> Problem statement
Copy out every line verbatim, starting with the one containing "x-tick-label: Jan-25 xyxy=(807,568,821,605)" and continuing down through the one containing "bar-Feb-24 xyxy=(660,381,672,411)", both included.

> Input records
— BEGIN —
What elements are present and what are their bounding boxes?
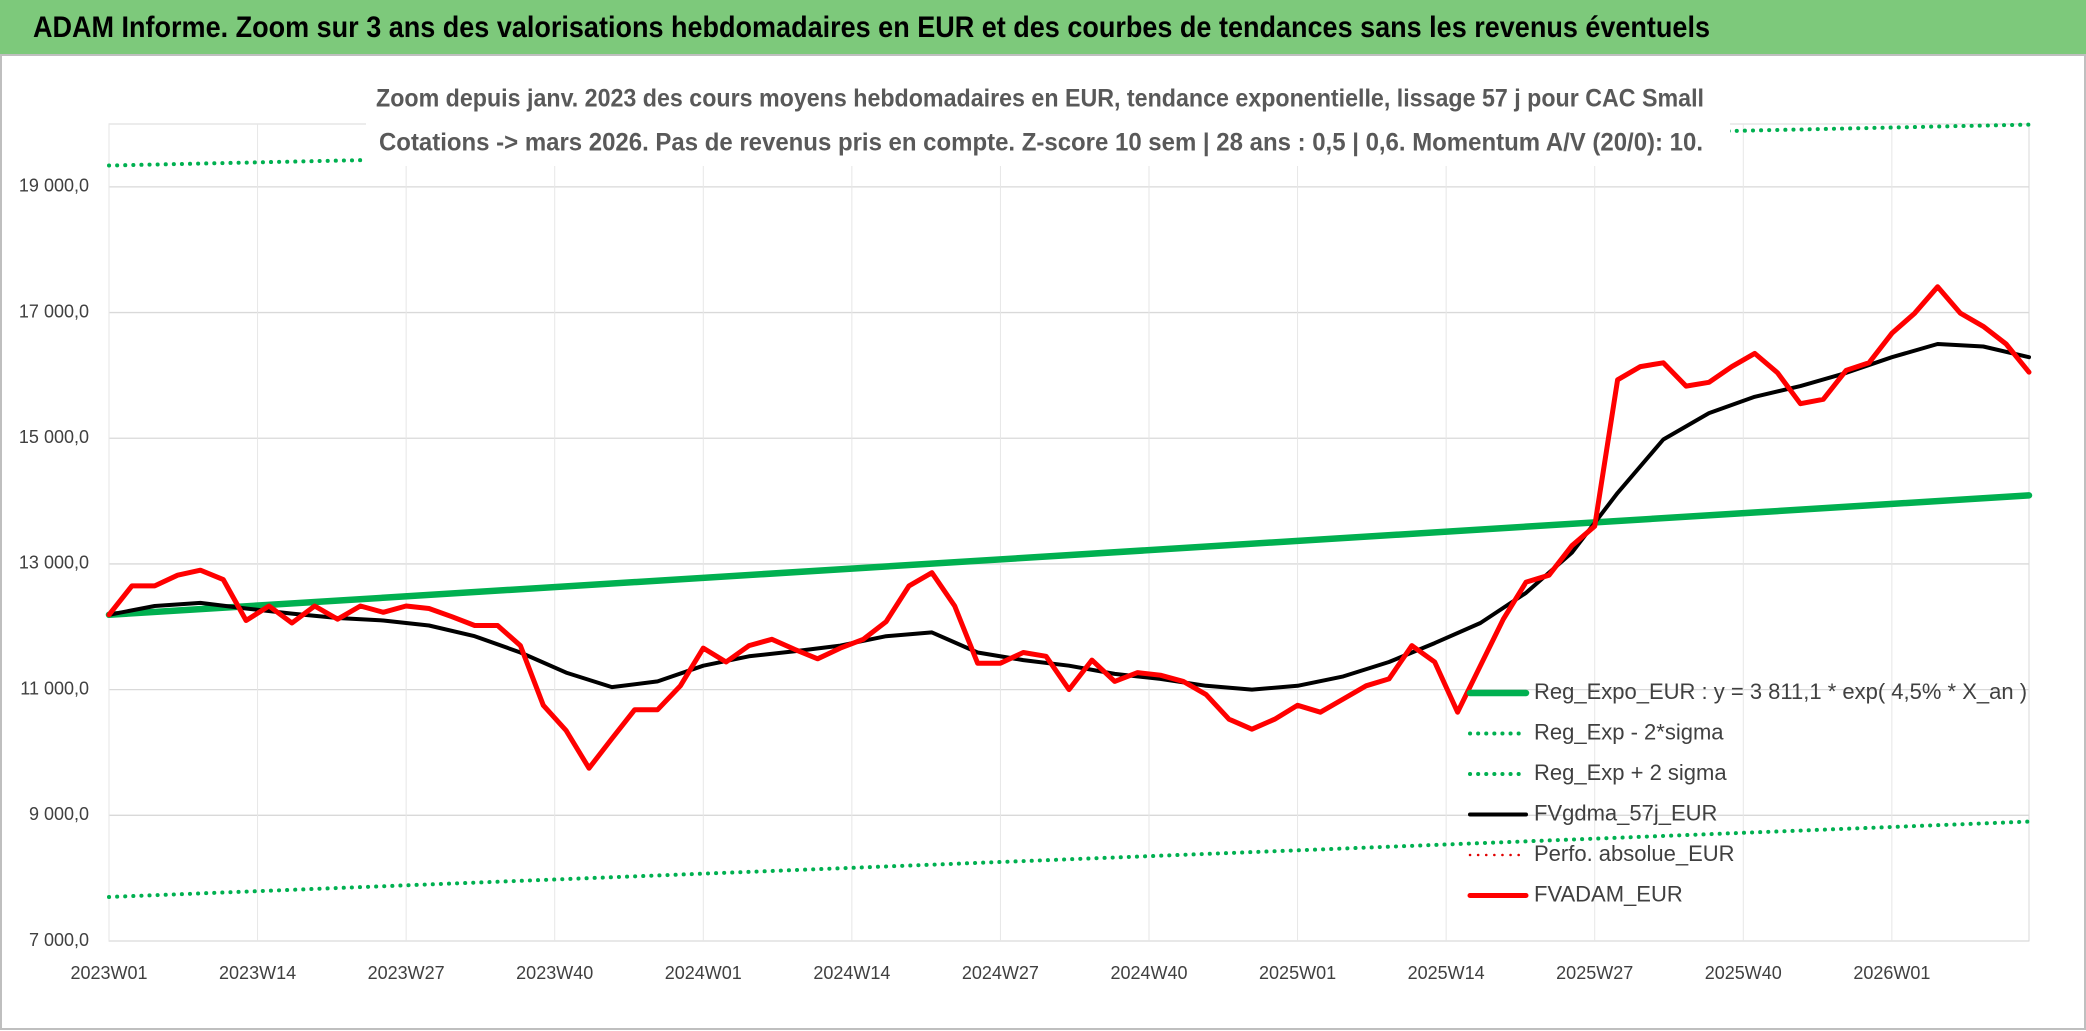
legend-label: Reg_Exp + 2 sigma [1534, 760, 1727, 785]
y-tick-label: 9 000,0 [29, 804, 89, 824]
x-tick-label: 2023W40 [516, 963, 593, 983]
y-tick-label: 17 000,0 [19, 301, 89, 321]
series-line [107, 342, 2031, 692]
x-tick-label: 2023W27 [368, 963, 445, 983]
chart-title: Zoom depuis janv. 2023 des cours moyens … [376, 85, 1704, 113]
x-tick-label: 2024W40 [1110, 963, 1187, 983]
y-tick-label: 7 000,0 [29, 930, 89, 950]
x-tick-label: 2024W01 [665, 963, 742, 983]
y-tick-label: 13 000,0 [19, 553, 89, 573]
grid: 7 000,0 9 000,0 11 000,0 13 000,0 15 000,0 17… [19, 123, 2030, 983]
x-tick-label: 2025W27 [1556, 963, 1633, 983]
legend-label: Reg_Exp - 2*sigma [1534, 719, 1724, 744]
x-tick-label: 2026W01 [1853, 963, 1930, 983]
title-box [366, 78, 1730, 166]
chart-subtitle: Cotations -> mars 2026. Pas de revenus p… [379, 129, 1703, 157]
y-tick-label: 11 000,0 [20, 678, 89, 698]
legend-label: FVADAM_EUR [1534, 881, 1683, 906]
x-tick-label: 2023W14 [219, 963, 296, 983]
x-tick-label: 2025W14 [1408, 963, 1485, 983]
legend-label: Reg_Expo_EUR : y = 3 811,1 * exp( 4,5% *… [1534, 679, 2027, 704]
x-tick-label: 2024W27 [962, 963, 1039, 983]
legend-label: FVgdma_57j_EUR [1534, 800, 1717, 825]
header-title: ADAM Informe. Zoom sur 3 ans des valoris… [33, 11, 1710, 44]
x-tick-label: 2025W01 [1259, 963, 1336, 983]
title-layer: Zoom depuis janv. 2023 des cours moyens … [366, 78, 1730, 166]
series-layer [105, 122, 2033, 899]
x-tick-label: 2024W14 [813, 963, 890, 983]
series-line [106, 284, 2032, 771]
y-tick-label: 15 000,0 [19, 427, 89, 447]
chart-frame [0, 54, 2086, 1030]
header-band [0, 0, 2086, 54]
y-tick-label: 19 000,0 [19, 176, 89, 196]
series-line [105, 492, 2033, 619]
x-tick-label: 2023W01 [70, 963, 147, 983]
legend: Reg_Expo_EUR : y = 3 811,1 * exp( 4,5% *… [1466, 679, 2027, 906]
legend-label: Perfo. absolue_EUR [1534, 841, 1735, 866]
x-tick-label: 2025W40 [1705, 963, 1782, 983]
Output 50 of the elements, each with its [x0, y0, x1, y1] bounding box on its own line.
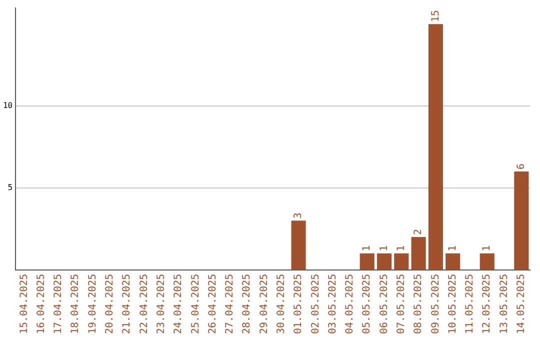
x-tick-label: 06.05.2025 [378, 274, 390, 334]
x-tick-label: 22.04.2025 [138, 274, 150, 334]
x-tick-label: 18.04.2025 [70, 274, 82, 334]
x-tick-label: 01.05.2025 [293, 274, 304, 334]
data-label: 2 [413, 229, 424, 236]
data-label: 6 [516, 164, 528, 170]
x-tick-label: 15.04.2025 [18, 274, 30, 334]
x-tick-label: 26.04.2025 [207, 274, 218, 334]
bar [411, 237, 426, 270]
bar [291, 220, 306, 270]
x-tick-label: 13.05.2025 [498, 274, 510, 334]
x-tick-label: 29.04.2025 [258, 274, 270, 334]
x-tick-label: 04.05.2025 [344, 274, 356, 334]
bar [376, 253, 392, 270]
x-tick-label: 24.04.2025 [173, 274, 184, 334]
x-tick-label: 09.05.2025 [430, 274, 442, 334]
bar [428, 24, 443, 270]
data-label: 1 [447, 245, 458, 252]
bar [514, 172, 529, 270]
data-label: 3 [293, 212, 304, 219]
x-tick-label: 14.05.2025 [516, 274, 528, 334]
x-tick-label: 19.04.2025 [87, 274, 98, 334]
x-tick-label: 10.05.2025 [447, 274, 458, 334]
x-tick-label: 17.04.2025 [53, 274, 64, 334]
data-label: 1 [378, 245, 390, 252]
x-tick-label: 25.04.2025 [190, 274, 202, 334]
data-label: 1 [482, 245, 493, 252]
y-tick-label: 5 [8, 183, 13, 192]
bar [360, 253, 374, 270]
data-label: 1 [396, 245, 407, 252]
x-tick-label: 08.05.2025 [413, 274, 424, 334]
x-tick-label: 27.04.2025 [224, 274, 236, 334]
y-tick-label: 10 [2, 101, 13, 110]
x-tick-label: 11.05.2025 [464, 274, 476, 334]
x-tick-label: 12.05.2025 [482, 274, 493, 334]
x-tick-label: 28.04.2025 [242, 274, 253, 334]
x-tick-label: 05.05.2025 [362, 274, 373, 334]
x-tick-label: 20.04.2025 [104, 274, 116, 334]
bar [394, 253, 409, 270]
x-tick-label: 23.04.2025 [156, 274, 167, 334]
x-tick-label: 30.04.2025 [276, 274, 287, 334]
x-tick-label: 16.04.2025 [36, 274, 47, 334]
bar [446, 253, 460, 270]
x-tick-label: 03.05.2025 [327, 274, 338, 334]
x-tick-label: 02.05.2025 [310, 274, 322, 334]
x-tick-label: 07.05.2025 [396, 274, 407, 334]
bar [480, 253, 494, 270]
data-label: 15 [430, 10, 442, 22]
data-label: 1 [362, 245, 373, 252]
x-tick-label: 21.04.2025 [122, 274, 133, 334]
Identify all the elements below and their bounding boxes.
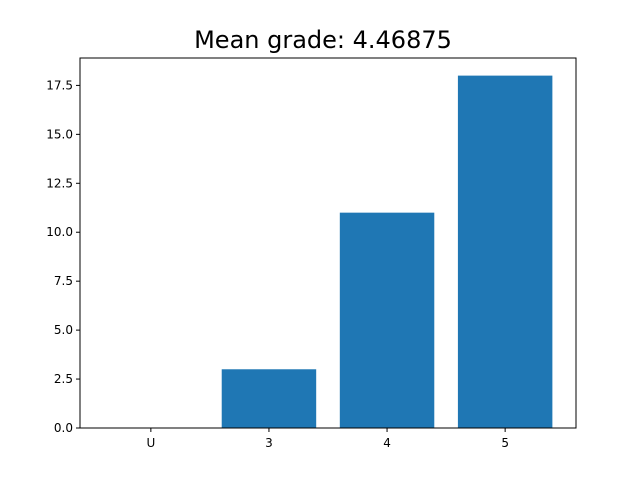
y-tick-label: 17.5 [46,78,73,92]
x-tick-label: 4 [383,436,391,450]
y-axis: 0.0 2.5 5.0 7.5 10.0 12.5 15.0 17.5 [46,78,80,435]
y-tick-label: 0.0 [54,421,73,435]
chart-title: Mean grade: 4.46875 [194,26,452,54]
y-tick-label: 5.0 [54,323,73,337]
bars-group [221,75,553,428]
x-tick-label: U [146,436,155,450]
plot-frame [79,57,577,429]
x-axis: U 3 4 5 [146,428,509,450]
x-tick-label: 3 [265,436,273,450]
y-tick-label: 2.5 [54,372,73,386]
y-tick-label: 12.5 [46,176,73,190]
x-tick-label: 5 [501,436,509,450]
bar-5 [457,75,553,428]
y-tick-label: 10.0 [46,225,73,239]
bar-3 [221,369,317,428]
y-tick-label: 15.0 [46,127,73,141]
bar-4 [339,212,435,428]
y-tick-label: 7.5 [54,274,73,288]
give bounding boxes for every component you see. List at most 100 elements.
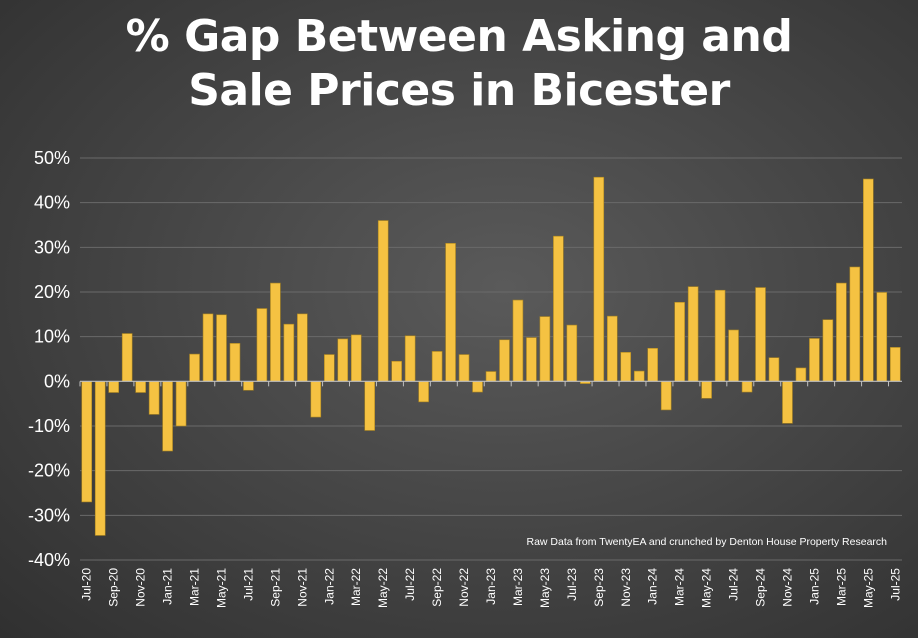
x-tick-label: Jan-25 xyxy=(807,568,821,605)
bar-Aug-20 xyxy=(94,381,106,536)
bar-May-22 xyxy=(377,220,389,382)
x-tick-label: Sep-24 xyxy=(754,568,768,607)
bar-Jan-25 xyxy=(809,338,820,382)
x-tick-label: Mar-21 xyxy=(188,568,202,606)
bar-Sep-21 xyxy=(270,282,281,382)
x-tick-label: Mar-25 xyxy=(834,568,848,606)
bar-Dec-22 xyxy=(472,381,483,393)
bar-May-21 xyxy=(216,314,227,382)
bar-Sep-20 xyxy=(108,381,119,393)
x-tick-label: Jul-20 xyxy=(80,568,94,601)
bar-Jan-22 xyxy=(324,354,335,382)
chart-title-line-2: Sale Prices in Bicester xyxy=(188,65,730,116)
x-tick-label: Nov-21 xyxy=(295,568,309,607)
y-tick-label: 40% xyxy=(34,193,70,213)
y-tick-label: -20% xyxy=(28,461,70,481)
x-tick-label: Mar-24 xyxy=(673,568,687,606)
bar-Feb-22 xyxy=(337,338,349,382)
bar-Feb-24 xyxy=(660,381,672,411)
bar-Jun-25 xyxy=(876,292,888,382)
x-tick-label: Sep-21 xyxy=(268,568,282,607)
y-tick-label: 0% xyxy=(44,371,70,391)
bar-Sep-24 xyxy=(755,287,766,382)
bar-Apr-23 xyxy=(526,337,537,382)
bar-Oct-21 xyxy=(283,323,295,382)
bar-Mar-23 xyxy=(512,299,524,382)
x-tick-label: Nov-24 xyxy=(780,568,794,607)
bar-Aug-22 xyxy=(418,381,429,403)
y-tick-label: -40% xyxy=(28,550,70,570)
bar-Jun-21 xyxy=(229,343,241,382)
bar-Jul-23 xyxy=(566,324,578,382)
bar-Jul-24 xyxy=(728,329,739,382)
bar-Dec-24 xyxy=(795,367,807,382)
bar-Sep-22 xyxy=(431,351,443,382)
x-tick-label: May-21 xyxy=(214,568,228,608)
x-tick-label: Jan-23 xyxy=(484,568,498,605)
x-tick-label: Nov-22 xyxy=(457,568,471,607)
bar-Mar-24 xyxy=(674,301,685,382)
bar-Apr-22 xyxy=(364,381,376,431)
bar-Mar-21 xyxy=(189,353,200,382)
x-tick-label: May-24 xyxy=(700,568,714,608)
x-tick-label: Jan-24 xyxy=(646,568,660,605)
y-tick-label: 50% xyxy=(34,148,70,168)
bar-Jan-21 xyxy=(162,381,173,452)
bar-May-24 xyxy=(701,381,712,399)
y-tick-label: 20% xyxy=(34,282,70,302)
bar-Jun-23 xyxy=(553,235,564,382)
bar-Oct-22 xyxy=(445,243,456,382)
x-tick-label: Nov-20 xyxy=(134,568,148,607)
chart-title: % Gap Between Asking and Sale Prices in … xyxy=(0,10,918,118)
x-tick-label: Mar-22 xyxy=(349,568,363,606)
x-tick-label: May-25 xyxy=(861,568,875,608)
bar-Jun-22 xyxy=(391,360,402,382)
bar-Dec-23 xyxy=(633,370,645,382)
x-tick-label: Sep-20 xyxy=(107,568,121,607)
bar-Nov-20 xyxy=(135,381,146,393)
bar-Apr-24 xyxy=(687,286,699,382)
bar-Feb-25 xyxy=(822,319,834,382)
x-tick-label: Nov-23 xyxy=(619,568,633,607)
source-annotation: Raw Data from TwentyEA and crunched by D… xyxy=(527,536,888,548)
bar-Apr-25 xyxy=(849,266,861,382)
y-tick-label: -10% xyxy=(28,416,70,436)
bar-Oct-20 xyxy=(121,333,133,382)
x-tick-label: Sep-23 xyxy=(592,568,606,607)
x-tick-label: Jul-24 xyxy=(727,568,741,601)
bar-Oct-23 xyxy=(606,315,618,382)
bar-Feb-21 xyxy=(175,381,187,427)
bar-Jul-22 xyxy=(404,335,416,382)
bar-Jun-24 xyxy=(714,289,726,382)
x-tick-label: Jan-22 xyxy=(322,568,336,605)
bar-Nov-23 xyxy=(620,351,632,382)
bar-Mar-22 xyxy=(350,334,362,382)
bar-Sep-23 xyxy=(593,176,605,382)
bar-Dec-21 xyxy=(310,381,322,418)
x-tick-label: May-23 xyxy=(538,568,552,608)
bar-Jul-25 xyxy=(889,347,901,382)
x-tick-label: Jul-22 xyxy=(403,568,417,601)
bar-Nov-22 xyxy=(458,354,470,382)
y-tick-label: 10% xyxy=(34,327,70,347)
bar-Dec-20 xyxy=(148,381,160,415)
bar-Feb-23 xyxy=(499,339,510,382)
y-tick-label: 30% xyxy=(34,237,70,257)
bar-Aug-21 xyxy=(256,308,268,382)
bar-Mar-25 xyxy=(836,282,847,382)
x-tick-label: Jul-25 xyxy=(888,568,902,601)
x-tick-label: Jul-23 xyxy=(565,568,579,601)
y-tick-label: -30% xyxy=(28,505,70,525)
x-tick-label: Sep-22 xyxy=(430,568,444,607)
bar-Jan-23 xyxy=(485,371,497,382)
bar-Oct-24 xyxy=(768,357,780,382)
bar-Jul-21 xyxy=(243,381,254,391)
x-tick-label: Jan-21 xyxy=(161,568,175,605)
bar-Nov-21 xyxy=(297,313,308,382)
bar-Apr-21 xyxy=(202,313,214,382)
x-tick-label: Jul-21 xyxy=(241,568,255,601)
bar-Aug-24 xyxy=(741,381,753,393)
bar-May-23 xyxy=(539,316,551,382)
chart-title-line-1: % Gap Between Asking and xyxy=(125,11,793,62)
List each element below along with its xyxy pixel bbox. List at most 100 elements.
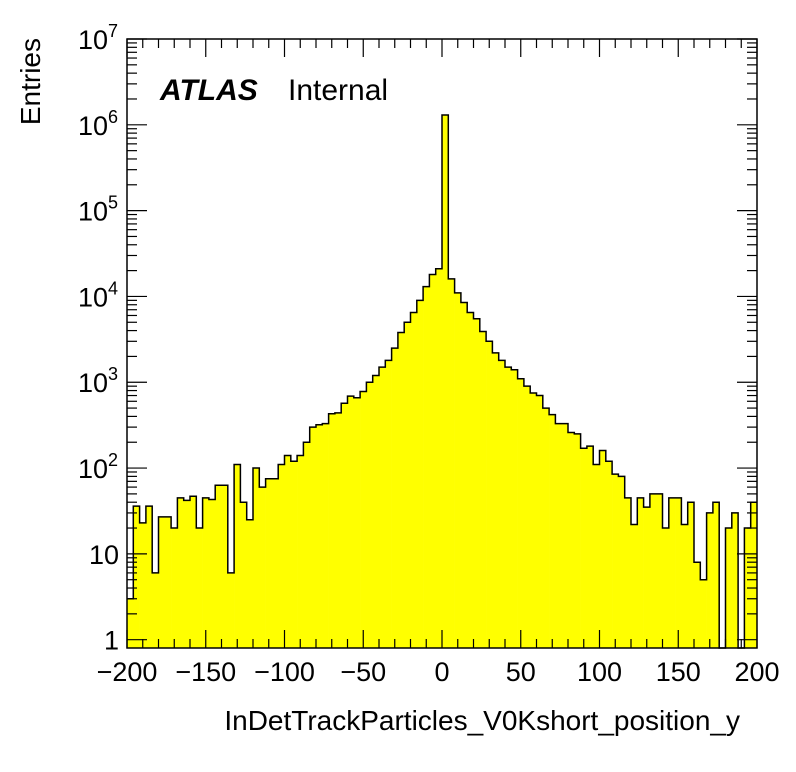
— END —
> Finished task
x-tick-label: Jan-25 xyxy=(807,568,821,605)
bar-Aug-20 xyxy=(94,381,106,536)
bar-May-22 xyxy=(377,220,389,382)
x-tick-label: Sep-24 xyxy=(754,568,768,607)
bar-Jan-25 xyxy=(809,338,820,382)
x-tick-label: Mar-21 xyxy=(188,568,202,606)
bar-Sep-21 xyxy=(270,282,281,382)
x-tick-label: Mar-25 xyxy=(834,568,848,606)
bar-Dec-22 xyxy=(472,381,483,393)
bar-May-21 xyxy=(216,314,227,382)
bar-Sep-20 xyxy=(108,381,119,393)
x-tick-label: Jul-20 xyxy=(80,568,94,601)
bar-Jan-22 xyxy=(324,354,335,382)
chart-title-line-2: Sale Prices in Bicester xyxy=(188,65,730,116)
x-tick-label: Nov-21 xyxy=(295,568,309,607)
y-tick-label: 40% xyxy=(34,193,70,213)
y-tick-label: -20% xyxy=(28,461,70,481)
x-tick-label: Mar-24 xyxy=(673,568,687,606)
bar-Feb-22 xyxy=(337,338,349,382)
bar-Feb-24 xyxy=(660,381,672,411)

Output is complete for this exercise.